> What you should do:
Write the records out again, precisely as they stand.

[Items from a data source]
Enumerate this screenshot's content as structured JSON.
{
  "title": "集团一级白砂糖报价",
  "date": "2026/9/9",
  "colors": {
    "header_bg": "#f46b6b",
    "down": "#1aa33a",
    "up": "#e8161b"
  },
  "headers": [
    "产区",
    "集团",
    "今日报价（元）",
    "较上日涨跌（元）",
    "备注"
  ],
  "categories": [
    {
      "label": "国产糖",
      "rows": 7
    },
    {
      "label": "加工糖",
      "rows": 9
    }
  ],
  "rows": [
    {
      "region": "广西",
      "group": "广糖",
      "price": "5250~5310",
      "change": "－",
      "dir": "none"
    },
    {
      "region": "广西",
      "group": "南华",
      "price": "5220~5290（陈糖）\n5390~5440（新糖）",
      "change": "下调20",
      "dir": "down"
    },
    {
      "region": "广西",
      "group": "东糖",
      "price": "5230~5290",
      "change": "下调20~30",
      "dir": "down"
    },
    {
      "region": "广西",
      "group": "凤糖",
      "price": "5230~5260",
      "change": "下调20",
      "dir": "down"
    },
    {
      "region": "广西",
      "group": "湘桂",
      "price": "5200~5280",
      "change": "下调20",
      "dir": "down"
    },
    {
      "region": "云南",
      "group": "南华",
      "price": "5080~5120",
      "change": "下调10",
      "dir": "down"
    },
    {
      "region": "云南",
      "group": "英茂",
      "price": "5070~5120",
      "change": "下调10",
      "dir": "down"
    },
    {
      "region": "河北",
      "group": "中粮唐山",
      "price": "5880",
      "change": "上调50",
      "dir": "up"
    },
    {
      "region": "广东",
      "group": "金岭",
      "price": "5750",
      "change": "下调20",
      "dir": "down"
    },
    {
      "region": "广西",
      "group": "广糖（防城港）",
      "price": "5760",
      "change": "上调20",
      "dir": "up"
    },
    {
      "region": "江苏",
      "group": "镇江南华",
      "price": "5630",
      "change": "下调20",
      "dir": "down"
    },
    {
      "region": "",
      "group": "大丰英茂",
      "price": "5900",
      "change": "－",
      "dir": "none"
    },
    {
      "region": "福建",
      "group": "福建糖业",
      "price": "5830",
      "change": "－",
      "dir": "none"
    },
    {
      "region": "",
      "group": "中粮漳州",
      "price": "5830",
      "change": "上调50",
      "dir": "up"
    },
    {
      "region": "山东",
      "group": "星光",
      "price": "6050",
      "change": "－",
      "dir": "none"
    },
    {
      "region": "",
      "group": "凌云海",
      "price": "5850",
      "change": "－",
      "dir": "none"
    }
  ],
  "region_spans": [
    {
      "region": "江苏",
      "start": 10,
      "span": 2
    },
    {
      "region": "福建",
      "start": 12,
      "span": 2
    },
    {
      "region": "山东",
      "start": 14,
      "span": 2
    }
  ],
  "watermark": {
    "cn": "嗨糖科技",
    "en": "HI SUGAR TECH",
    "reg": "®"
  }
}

> Result below:
Enumerate this screenshot's content as structured JSON.
{
  "title": "集团一级白砂糖报价",
  "date": "2026/9/9",
  "colors": {
    "header_bg": "#f46b6b",
    "down": "#1aa33a",
    "up": "#e8161b"
  },
  "headers": [
    "产区",
    "集团",
    "今日报价（元）",
    "较上日涨跌（元）",
    "备注"
  ],
  "categories": [
    {
      "label": "国产糖",
      "rows": 7
    },
    {
      "label": "加工糖",
      "rows": 9
    }
  ],
  "rows": [
    {
      "region": "广西",
      "group": "广糖",
      "price": "5250~5310",
      "change": "－",
      "dir": "none"
    },
    {
      "region": "广西",
      "group": "南华",
      "price": "5220~5290（陈糖）\n5390~5440（新糖）",
      "change": "下调20",
      "dir": "down"
    },
    {
      "region": "广西",
      "group": "东糖",
      "price": "5230~5290",
      "change": "下调20~30",
      "dir": "down"
    },
    {
      "region": "广西",
      "group": "凤糖",
      "price": "5230~5260",
      "change": "下调20",
      "dir": "down"
    },
    {
      "region": "广西",
      "group": "湘桂",
      "price": "5200~5280",
      "change": "下调20",
      "dir": "down"
    },
    {
      "region": "云南",
      "group": "南华",
      "price": "5080~5120",
      "change": "下调10",
      "dir": "down"
    },
    {
      "region": "云南",
      "group": "英茂",
      "price": "5070~5120",
      "change": "下调10",
      "dir": "down"
    },
    {
      "region": "河北",
      "group": "中粮唐山",
      "price": "5880",
      "change": "上调50",
      "dir": "up"
    },
    {
      "region": "广东",
      "group": "金岭",
      "price": "5750",
      "change": "下调20",
      "dir": "down"
    },
    {
      "region": "广西",
      "group": "广糖（防城港）",
      "price": "5760",
      "change": "上调20",
      "dir": "up"
    },
    {
      "region": "江苏",
      "group": "镇江南华",
      "price": "5630",
      "change": "下调20",
      "dir": "down"
    },
    {
      "region": "",
      "group": "大丰英茂",
      "price": "5900",
      "change": "－",
      "dir": "none"
    },
    {
      "region": "福建",
      "group": "福建糖业",
      "price": "5830",
      "change": "－",
      "dir": "none"
    },
    {
      "region": "",
      "group": "中粮漳州",
      "price": "5830",
      "change": "上调50",
      "dir": "up"
    },
    {
      "region": "山东",
      "group": "星光",
      "price": "6050",
      "change": "－",
      "dir": "none"
    },
    {
      "region": "",
      "group": "凌云海",
      "price": "5850",
      "change": "－",
      "dir": "none"
    }
  ],
  "region_spans": [
    {
      "region": "江苏",
      "start": 10,
      "span": 2
    },
    {
      "region": "福建",
      "start": 12,
      "span": 2
    },
    {
      "region": "山东",
      "start": 14,
      "span": 2
    }
  ],
  "watermark": {
    "cn": "嗨糖科技",
    "en": "HI SUGAR TECH",
    "reg": "®"
  }
}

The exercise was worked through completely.